* _Problem details_
Find every line in the records below that contains the string "inline", matching case, and copy each of those lines.

#### Records shown ####

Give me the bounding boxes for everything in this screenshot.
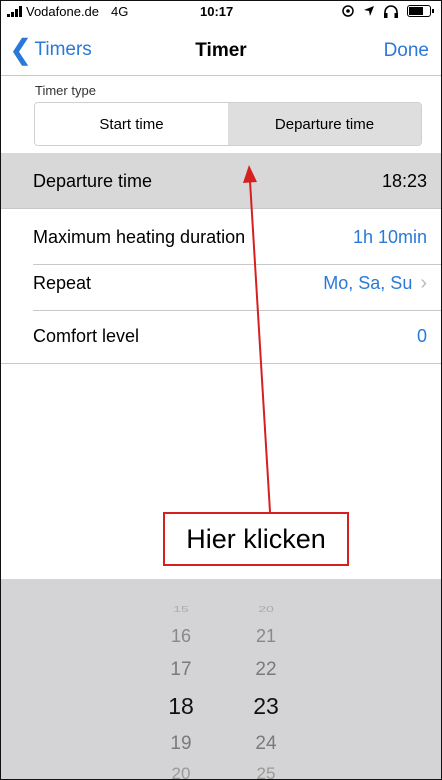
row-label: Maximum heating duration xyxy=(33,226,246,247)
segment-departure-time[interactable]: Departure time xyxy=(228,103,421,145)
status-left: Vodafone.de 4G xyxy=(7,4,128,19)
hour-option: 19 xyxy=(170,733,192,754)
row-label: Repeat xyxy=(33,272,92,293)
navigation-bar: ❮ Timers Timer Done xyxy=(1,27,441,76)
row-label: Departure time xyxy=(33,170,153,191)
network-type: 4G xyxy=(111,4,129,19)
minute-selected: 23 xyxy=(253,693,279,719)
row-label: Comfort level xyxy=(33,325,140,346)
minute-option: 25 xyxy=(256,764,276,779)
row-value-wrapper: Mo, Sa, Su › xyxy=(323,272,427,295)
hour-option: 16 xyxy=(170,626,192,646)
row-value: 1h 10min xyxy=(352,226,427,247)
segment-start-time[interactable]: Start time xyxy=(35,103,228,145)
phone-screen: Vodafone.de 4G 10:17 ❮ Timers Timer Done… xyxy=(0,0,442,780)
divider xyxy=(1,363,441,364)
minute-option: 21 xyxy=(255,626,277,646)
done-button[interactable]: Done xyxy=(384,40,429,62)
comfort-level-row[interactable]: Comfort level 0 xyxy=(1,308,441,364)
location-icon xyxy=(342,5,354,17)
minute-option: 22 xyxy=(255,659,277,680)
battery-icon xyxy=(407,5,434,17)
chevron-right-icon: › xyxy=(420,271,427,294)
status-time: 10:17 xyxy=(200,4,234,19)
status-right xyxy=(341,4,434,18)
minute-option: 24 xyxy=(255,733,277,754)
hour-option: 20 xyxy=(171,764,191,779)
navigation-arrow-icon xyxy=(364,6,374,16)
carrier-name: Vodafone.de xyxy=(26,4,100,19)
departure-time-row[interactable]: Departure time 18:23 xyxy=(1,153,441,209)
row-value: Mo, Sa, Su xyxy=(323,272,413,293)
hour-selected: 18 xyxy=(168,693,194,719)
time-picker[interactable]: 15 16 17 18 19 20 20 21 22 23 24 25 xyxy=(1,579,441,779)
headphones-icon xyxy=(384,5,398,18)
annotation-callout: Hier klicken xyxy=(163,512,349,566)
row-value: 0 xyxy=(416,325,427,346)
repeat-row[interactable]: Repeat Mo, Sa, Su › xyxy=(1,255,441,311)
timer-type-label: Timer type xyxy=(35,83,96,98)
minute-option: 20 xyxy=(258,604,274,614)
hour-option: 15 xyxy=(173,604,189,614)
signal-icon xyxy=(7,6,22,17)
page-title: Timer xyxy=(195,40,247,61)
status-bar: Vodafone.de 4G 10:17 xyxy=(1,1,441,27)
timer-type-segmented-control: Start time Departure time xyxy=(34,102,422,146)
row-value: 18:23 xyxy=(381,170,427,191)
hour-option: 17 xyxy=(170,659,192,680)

####
#### Records shown ####

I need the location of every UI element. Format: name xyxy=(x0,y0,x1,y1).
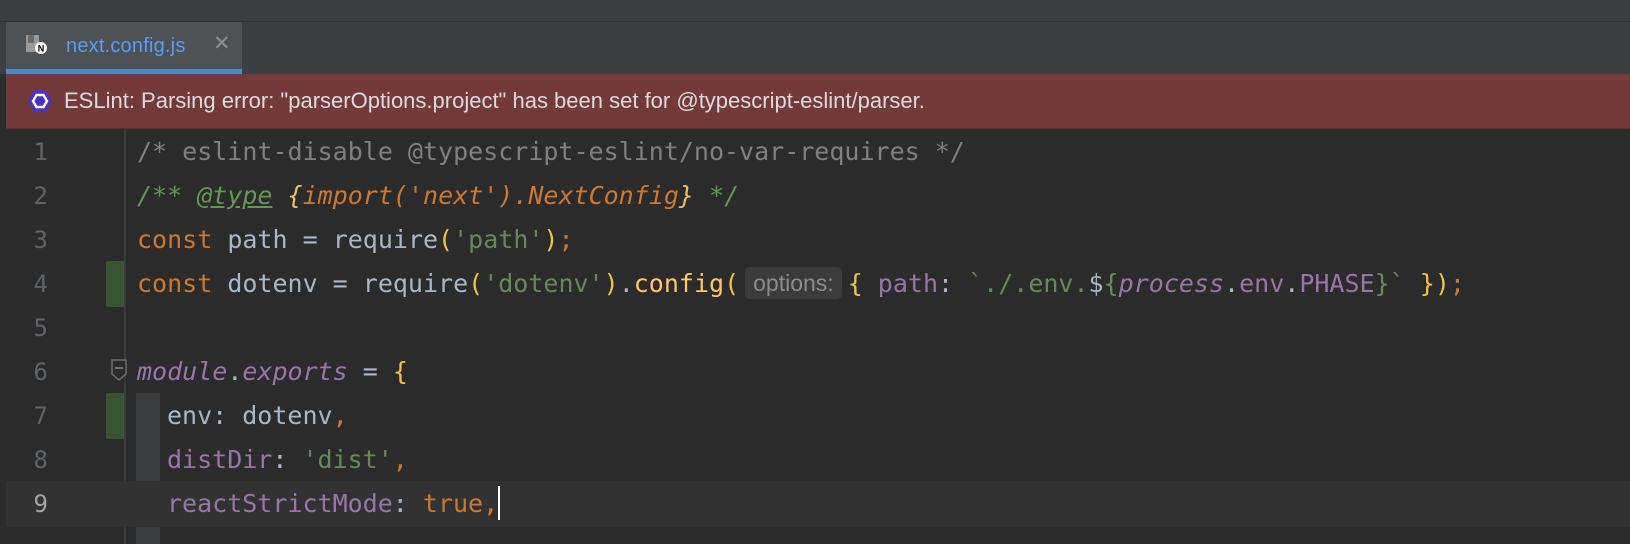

####
#### Records shown ####

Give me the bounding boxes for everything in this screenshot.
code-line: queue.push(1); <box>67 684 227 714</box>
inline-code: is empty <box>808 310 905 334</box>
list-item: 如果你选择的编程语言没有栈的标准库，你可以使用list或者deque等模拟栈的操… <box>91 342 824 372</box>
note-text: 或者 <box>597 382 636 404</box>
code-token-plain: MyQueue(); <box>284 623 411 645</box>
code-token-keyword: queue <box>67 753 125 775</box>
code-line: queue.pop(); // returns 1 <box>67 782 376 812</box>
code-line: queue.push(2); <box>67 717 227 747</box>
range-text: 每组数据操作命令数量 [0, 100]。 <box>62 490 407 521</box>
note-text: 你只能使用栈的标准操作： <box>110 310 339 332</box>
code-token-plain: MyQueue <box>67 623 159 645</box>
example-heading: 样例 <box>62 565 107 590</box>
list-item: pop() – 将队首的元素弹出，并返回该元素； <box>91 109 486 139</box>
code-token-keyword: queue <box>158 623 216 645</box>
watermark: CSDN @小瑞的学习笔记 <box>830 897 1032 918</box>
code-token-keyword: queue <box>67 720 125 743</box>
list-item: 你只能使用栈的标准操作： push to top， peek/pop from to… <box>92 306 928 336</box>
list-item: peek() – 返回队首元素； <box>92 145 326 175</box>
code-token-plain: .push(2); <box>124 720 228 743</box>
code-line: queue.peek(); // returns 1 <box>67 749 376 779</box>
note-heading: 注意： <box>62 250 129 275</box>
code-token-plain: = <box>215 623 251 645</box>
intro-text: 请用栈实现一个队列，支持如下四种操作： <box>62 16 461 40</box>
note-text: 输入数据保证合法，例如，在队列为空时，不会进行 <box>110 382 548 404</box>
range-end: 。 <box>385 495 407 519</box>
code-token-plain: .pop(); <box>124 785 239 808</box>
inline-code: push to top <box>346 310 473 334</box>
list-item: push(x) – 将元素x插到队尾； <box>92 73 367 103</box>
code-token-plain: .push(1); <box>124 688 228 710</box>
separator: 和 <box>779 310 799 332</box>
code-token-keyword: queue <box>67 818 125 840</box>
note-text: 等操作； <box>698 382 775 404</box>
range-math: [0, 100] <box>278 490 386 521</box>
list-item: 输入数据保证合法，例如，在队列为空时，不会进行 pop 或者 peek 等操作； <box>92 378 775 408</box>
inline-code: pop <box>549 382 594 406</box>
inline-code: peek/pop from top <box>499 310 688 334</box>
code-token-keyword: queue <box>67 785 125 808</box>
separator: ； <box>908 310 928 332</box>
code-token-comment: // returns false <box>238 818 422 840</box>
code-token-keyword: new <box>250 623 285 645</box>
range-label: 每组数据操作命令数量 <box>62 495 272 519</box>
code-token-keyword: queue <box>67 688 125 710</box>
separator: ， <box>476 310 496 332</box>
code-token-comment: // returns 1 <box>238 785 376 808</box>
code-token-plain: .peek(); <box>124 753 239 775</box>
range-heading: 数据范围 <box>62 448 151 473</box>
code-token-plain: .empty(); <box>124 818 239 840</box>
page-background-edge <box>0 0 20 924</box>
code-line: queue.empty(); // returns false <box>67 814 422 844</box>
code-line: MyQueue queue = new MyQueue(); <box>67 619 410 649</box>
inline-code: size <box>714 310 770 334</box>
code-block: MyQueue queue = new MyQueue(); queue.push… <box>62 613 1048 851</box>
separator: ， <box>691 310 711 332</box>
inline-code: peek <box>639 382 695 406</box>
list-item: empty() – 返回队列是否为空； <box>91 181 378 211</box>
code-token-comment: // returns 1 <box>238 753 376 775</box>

####

* _The completed task_
inline-code: is empty <box>808 310 905 334</box>
inline-code: push to top <box>346 310 473 334</box>
inline-code: pop <box>549 382 594 406</box>
inline-code: peek/pop from top <box>499 310 688 334</box>
inline-code: size <box>714 310 770 334</box>
inline-code: peek <box>639 382 695 406</box>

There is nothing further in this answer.